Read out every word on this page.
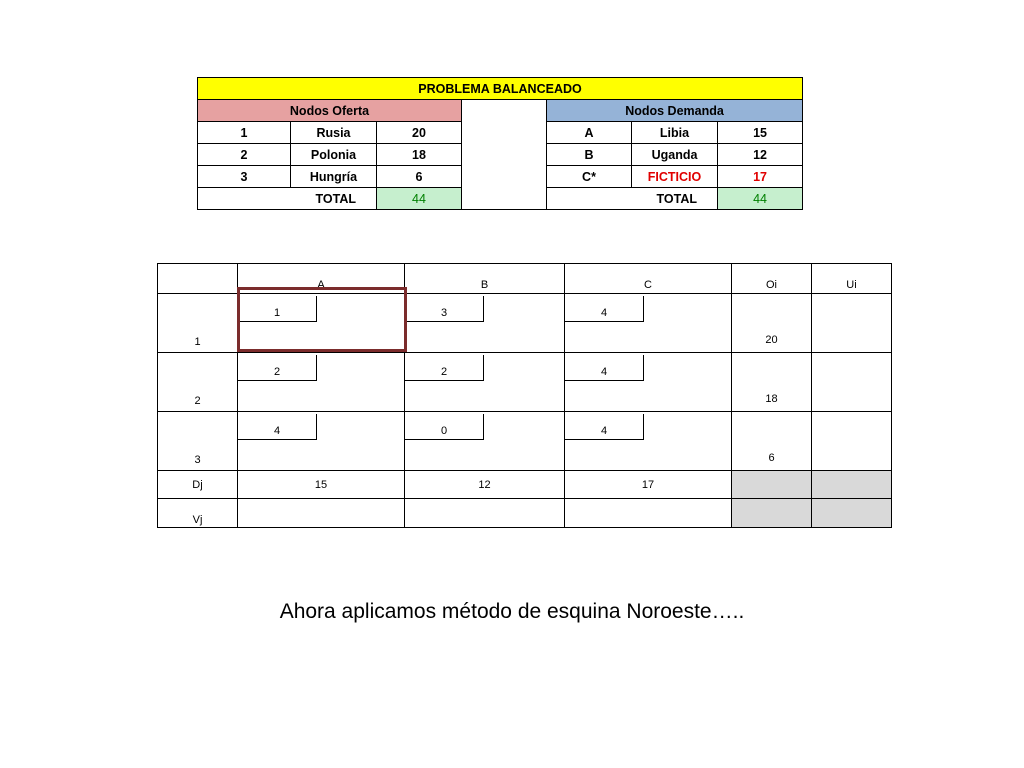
PROBLEMA BALANCEADO						
Nodos Oferta				Nodos Demanda		
1	Rusia	20		A	Libia	15
2	Polonia	18		B	Uganda	12
3	Hungría	6		C*	FICTICIO	17
TOTAL		44		TOTAL		44
	A	B	C	Oi	Ui
1	1	3	4	20	

2	2	2	4	18	

3	4	0	4	6	

Dj	15	12	17		
Vj					
Ahora aplicamos método de esquina Noroeste…..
──────
WHAT TO PRODUCE:
Repeat everything in the records precisely. Images are excluded from the copy.

REPLY:
Read out every word on this page.
PROBLEMA BALANCEADO						
Nodos Oferta				Nodos Demanda		
1	Rusia	20		A	Libia	15
2	Polonia	18		B	Uganda	12
3	Hungría	6		C*	FICTICIO	17
TOTAL		44		TOTAL		44
	A	B	C	Oi	Ui
1	1	3	4	20	

2	2	2	4	18	

3	4	0	4	6	

Dj	15	12	17		
Vj					
Ahora aplicamos método de esquina Noroeste…..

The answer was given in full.